#### Requirements:
Extract the stretch of data from the line that contains "colorbar-cell-26 [404,599,409,618]" through the line that contains "field-blob-1 [312,367,389,447]", both included, and reproduce these lines exactly.

#### Records provided:

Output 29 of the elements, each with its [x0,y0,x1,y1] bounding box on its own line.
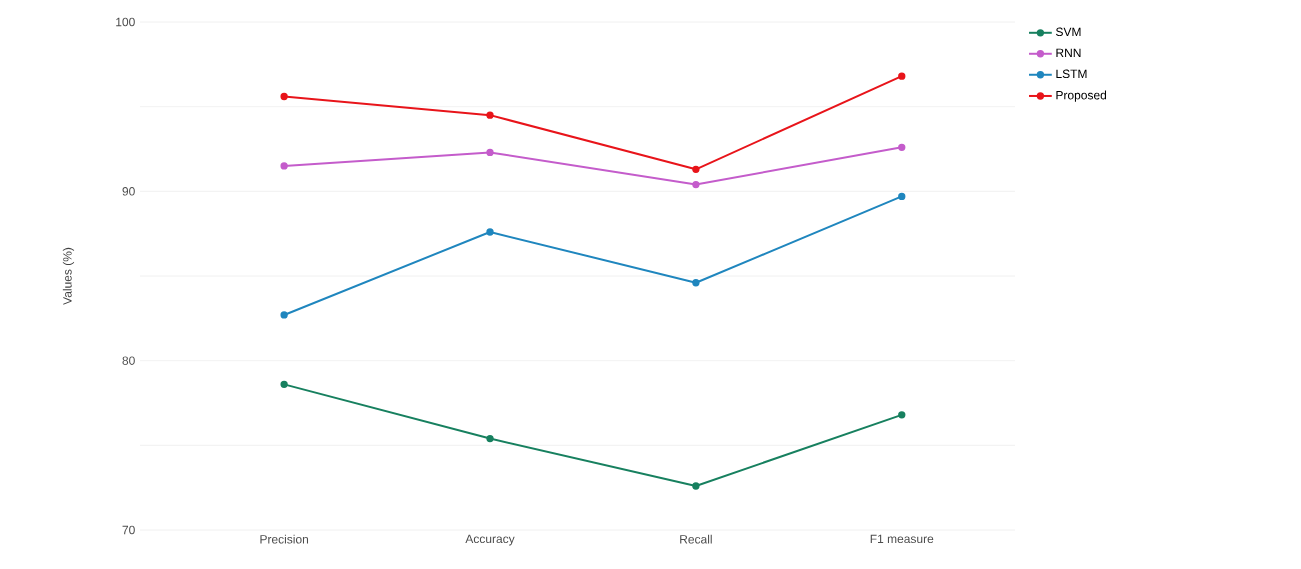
y-tick-label: 70 [122,525,135,535]
point [486,111,494,119]
point [898,192,906,201]
point [486,228,494,236]
legend-label: SVM [1055,27,1081,37]
y-axis-title: Values (%) [62,247,75,305]
y-tick-label: 80 [122,356,135,365]
y-tick-label: 90 [122,187,135,196]
point [280,92,288,101]
point [692,279,700,287]
point [898,143,906,151]
point [898,411,906,419]
x-tick-label: Precision [260,534,309,544]
point [692,482,700,490]
legend-label: RNN [1056,48,1081,57]
legend-label: Proposed [1056,90,1107,102]
x-tick-label: Accuracy [465,534,515,546]
point [280,311,288,319]
point [692,180,700,189]
point [486,434,494,443]
y-tick-label: 100 [116,17,135,27]
point [692,165,700,173]
point [280,162,288,170]
x-tick-label: F1 measure [870,534,934,544]
x-tick-label: Recall [680,534,712,544]
legend-label: LSTM [1056,69,1087,79]
point [486,148,494,157]
point [280,380,288,389]
point [898,72,906,80]
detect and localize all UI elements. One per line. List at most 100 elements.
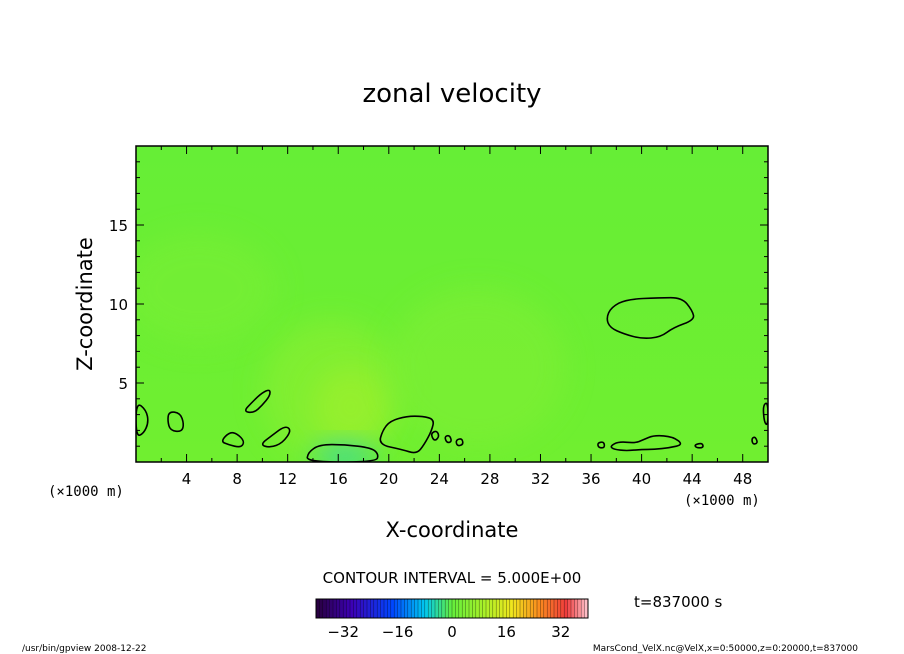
colorbar-cell-26 [404,599,409,618]
colorbar-cell-74 [567,599,572,618]
colorbar-tick-label--32: −32 [327,623,359,641]
colorbar-cell-10 [350,599,354,618]
x-tick-label-36: 36 [581,470,600,488]
colorbar-cell-59 [516,599,521,618]
x-tick-label-28: 28 [480,470,499,488]
field-blob-2 [388,288,566,447]
colorbar-cell-77 [577,599,582,618]
colorbar-cell-34 [431,599,436,618]
colorbar-cell-6 [336,599,341,618]
contour-line-2 [136,404,149,437]
colorbar-cell-30 [418,599,422,618]
colorbar-cell-48 [479,599,483,618]
colorbar-cell-16 [370,599,375,618]
colorbar-cell-5 [333,599,337,618]
colorbar-cell-2 [322,599,327,618]
colorbar-cell-52 [492,599,497,618]
colorbar-cell-71 [557,599,562,618]
colorbar-cell-4 [329,599,334,618]
contour-lines [136,296,768,462]
colorbar-cell-9 [346,599,351,618]
contour-interval-label: CONTOUR INTERVAL = 5.000E+00 [323,569,582,587]
colorbar-cell-44 [465,599,470,618]
field-blob-3 [136,232,276,344]
colorbar-cell-69 [550,599,555,618]
x-tick-label-48: 48 [733,470,752,488]
colorbar-tick-label--16: −16 [382,623,414,641]
colorbar-cell-61 [523,599,528,618]
colorbar-cell-53 [496,599,500,618]
colorbar-cell-56 [506,599,511,618]
colorbar-cell-25 [401,599,405,618]
colorbar-cell-37 [441,599,446,618]
colorbar-cell-58 [513,599,517,618]
colorbar-cell-28 [411,599,415,618]
colorbar-cell-60 [520,599,524,618]
field-blob-1 [312,367,389,447]
x-unit-left: (×1000 m) [48,484,124,500]
x-tick-label-4: 4 [182,470,192,488]
colorbar-cell-33 [428,599,432,618]
colorbar-cell-21 [387,599,392,618]
colorbar-cell-43 [462,599,466,618]
colorbar-cell-50 [486,599,490,618]
colorbar-cell-29 [414,599,419,618]
x-tick-label-44: 44 [683,470,702,488]
field-blob-4 [312,443,377,462]
colorbar-cell-65 [537,599,541,618]
colorbar-cell-32 [424,599,429,618]
colorbar-cell-14 [363,599,368,618]
field-variations [136,232,566,462]
x-axis-label: X-coordinate [386,518,519,542]
colorbar-cell-75 [571,599,575,618]
colorbar-tick-label-32: 32 [551,623,570,641]
y-axis-label: Z-coordinate [73,237,97,371]
colorbar-cell-63 [530,599,534,618]
colorbar-cell-3 [326,599,330,618]
x-tick-label-24: 24 [430,470,449,488]
colorbar-cell-47 [475,599,480,618]
colorbar-cell-45 [469,599,473,618]
colorbar-cell-11 [353,599,358,618]
x-tick-label-16: 16 [329,470,348,488]
x-unit-right: (×1000 m) [684,493,760,509]
x-axis: 4 8 12 16 20 24 28 32 36 40 44 48 [135,146,769,488]
y-tick-label-10: 10 [109,296,128,314]
colorbar [315,598,589,619]
colorbar-frame [315,598,589,619]
colorbar-cell-51 [489,599,494,618]
contour-line-0 [606,296,695,339]
contour-line-8 [261,426,291,448]
contour-line-11 [455,438,464,447]
colorbar-cell-20 [384,599,388,618]
contour-line-1 [245,389,271,414]
contour-line-6 [610,434,682,452]
contour-line-15 [694,442,704,449]
colorbar-cell-73 [564,599,568,618]
colorbar-cell-38 [445,599,449,618]
colorbar-cell-1 [319,599,324,618]
colorbar-cell-79 [584,599,589,618]
contour-line-13 [751,436,758,445]
colorbar-cell-17 [373,599,378,618]
colorbar-cell-68 [547,599,551,618]
colorbar-cell-18 [377,599,381,618]
colorbar-cell-12 [356,599,361,618]
chart-title: zonal velocity [362,79,541,109]
colorbar-cell-7 [339,599,344,618]
colorbar-cell-31 [421,599,426,618]
colorbar-cell-13 [360,599,364,618]
colorbar-tick-label-0: 0 [447,623,457,641]
contour-line-7 [221,431,245,448]
colorbar-cell-0 [316,599,320,618]
colorbar-cell-15 [367,599,371,618]
colorbar-cell-66 [540,599,545,618]
contour-line-3 [167,411,185,433]
time-label: t=837000 s [634,593,722,611]
colorbar-cell-22 [390,599,395,618]
colorbar-cell-64 [533,599,538,618]
colorbar-cell-62 [526,599,531,618]
contour-line-14 [597,441,606,449]
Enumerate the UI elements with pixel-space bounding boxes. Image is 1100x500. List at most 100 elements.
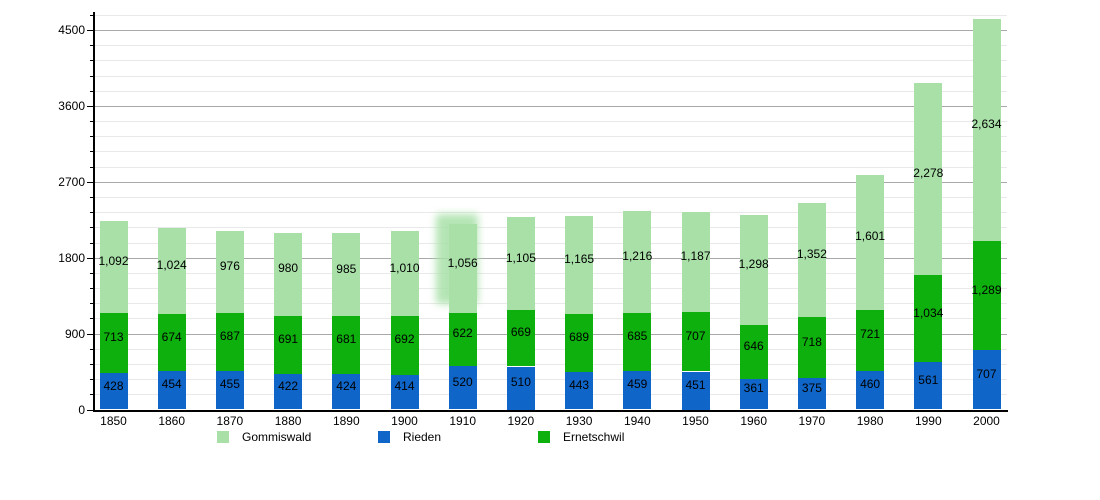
x-tick-label: 1950 [682,414,709,428]
bar-segment-rieden [274,373,303,410]
legend-swatch-icon [217,431,229,443]
minor-gridline [94,394,1007,396]
bar-segment-gommiswald [506,216,535,311]
minor-gridline [94,121,1007,123]
bar-segment-ernetschwil [274,315,303,374]
y-major-tick [87,30,94,31]
bar-segment-ernetschwil [914,275,943,363]
minor-gridline [94,272,1007,274]
bar-segment-ernetschwil [506,310,535,367]
bar-segment-ernetschwil [99,313,128,374]
bar-segment-gommiswald [565,215,594,314]
bar-value-label: 721 [860,327,881,342]
bar-segment-gommiswald [390,231,419,317]
y-minor-tick [90,242,94,244]
y-minor-tick [90,45,94,47]
bar-value-label: 692 [394,332,415,347]
bar-value-label: 1,298 [738,256,769,271]
bar-segment-rieden [448,365,477,410]
major-gridline [94,30,1007,31]
y-tick-label: 3600 [58,98,85,113]
minor-gridline [94,136,1007,138]
bar-segment-gommiswald [215,230,244,314]
y-major-tick [87,181,94,183]
bar-segment-gommiswald [332,233,361,317]
major-gridline [94,257,1007,259]
legend-item-gommiswald: Gommiswald [217,430,311,444]
y-minor-tick [90,303,94,305]
bar-segment-gommiswald [99,221,128,314]
bar-segment-gommiswald [681,211,710,312]
y-major-tick [87,409,94,411]
minor-gridline [94,212,1007,214]
bar-value-label: 1,352 [796,247,827,262]
y-minor-tick [90,272,94,274]
y-minor-tick [90,227,94,229]
bar-value-label: 422 [278,378,299,393]
y-minor-tick [90,136,94,138]
bar-segment-rieden [215,371,244,410]
bar-value-label: 454 [161,377,182,392]
bar-segment-rieden [914,362,943,410]
y-tick-label: 2700 [58,174,85,189]
legend-swatch-icon [538,431,550,443]
bar-value-label: 976 [219,259,240,273]
bar-segment-ernetschwil [623,313,652,371]
bar-value-label: 375 [801,380,822,395]
bar-segment-ernetschwil [332,316,361,374]
bar-value-label: 689 [569,330,590,345]
bar-value-label: 681 [336,332,357,346]
legend-label: Gommiswald [242,430,312,444]
bar-value-label: 1,601 [855,229,886,244]
bar-value-label: 674 [161,329,182,344]
bar-segment-rieden [972,349,1001,410]
y-minor-tick [90,348,94,350]
x-tick-label: 1990 [914,414,942,428]
minor-gridline [94,14,1007,16]
bar-value-label: 1,092 [98,254,129,269]
x-tick-label: 1940 [623,414,651,428]
x-tick-label: 1890 [332,414,360,428]
bar-segment-ernetschwil [448,313,477,366]
bar-segment-ernetschwil [565,314,594,373]
bar-value-label: 1,289 [971,282,1002,297]
x-tick-label: 1970 [798,414,826,428]
y-major-tick [87,257,94,259]
bar-segment-ernetschwil [215,313,244,372]
minor-gridline [94,288,1007,290]
minor-gridline [94,166,1007,168]
bar-segment-gommiswald [623,210,652,313]
y-tick-label: 0 [78,402,85,417]
bar-value-label: 707 [976,366,997,381]
bar-value-label: 459 [627,377,648,392]
bar-segment-ernetschwil [972,241,1001,350]
bar-value-label: 443 [569,377,590,392]
x-tick-label: 1980 [856,414,884,428]
y-minor-tick [90,14,94,16]
y-major-tick [87,105,94,107]
y-minor-tick [90,364,94,365]
bar-value-label: 622 [452,326,473,341]
x-tick-label: 1910 [449,414,477,428]
bar-segment-ernetschwil [681,311,710,372]
y-minor-tick [90,60,94,62]
y-minor-tick [90,394,94,396]
x-tick-label: 1960 [740,414,768,428]
major-gridline [94,333,1007,335]
legend-swatch-icon [378,431,390,443]
bar-value-label: 691 [278,331,299,346]
legend-label: Ernetschwil [563,430,625,444]
bar-value-label: 414 [394,379,415,393]
minor-gridline [94,60,1007,62]
bar-value-label: 451 [685,377,706,392]
y-minor-tick [90,197,94,198]
bar-value-label: 424 [336,378,357,393]
bar-segment-rieden [681,371,710,410]
x-tick-label: 1930 [565,414,593,428]
bar-value-label: 510 [510,375,531,389]
bar-value-label: 707 [685,328,706,343]
y-axis-line [93,12,95,412]
bar-value-label: 1,187 [680,248,711,263]
major-gridline [94,105,1007,107]
bar-value-label: 1,165 [564,251,595,266]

#### Solved problem:
colorbar-cell-26 [404,599,409,618]
colorbar-cell-74 [567,599,572,618]
colorbar-tick-label--32: −32 [327,623,359,641]
colorbar-cell-10 [350,599,354,618]
x-tick-label-36: 36 [581,470,600,488]
colorbar-cell-59 [516,599,521,618]
x-tick-label-28: 28 [480,470,499,488]
field-blob-2 [388,288,566,447]
colorbar-cell-77 [577,599,582,618]
colorbar-cell-34 [431,599,436,618]
colorbar-cell-6 [336,599,341,618]
contour-line-2 [136,404,149,437]
colorbar-cell-30 [418,599,422,618]
colorbar-cell-48 [479,599,483,618]
colorbar-cell-16 [370,599,375,618]
colorbar-cell-5 [333,599,337,618]
colorbar-cell-2 [322,599,327,618]
colorbar-cell-52 [492,599,497,618]
colorbar-cell-71 [557,599,562,618]
colorbar-cell-4 [329,599,334,618]
contour-lines [136,296,768,462]
colorbar-cell-9 [346,599,351,618]
contour-interval-label: CONTOUR INTERVAL = 5.000E+00 [323,569,582,587]
colorbar-cell-44 [465,599,470,618]
field-blob-3 [136,232,276,344]
colorbar-cell-69 [550,599,555,618]
x-tick-label-48: 48 [733,470,752,488]
colorbar-tick-label--16: −16 [382,623,414,641]
colorbar-cell-61 [523,599,528,618]
colorbar-cell-53 [496,599,500,618]
colorbar-cell-56 [506,599,511,618]
colorbar-cell-25 [401,599,405,618]
colorbar-cell-37 [441,599,446,618]
colorbar-cell-58 [513,599,517,618]
colorbar-cell-28 [411,599,415,618]
colorbar-cell-60 [520,599,524,618]
field-blob-1 [312,367,389,447]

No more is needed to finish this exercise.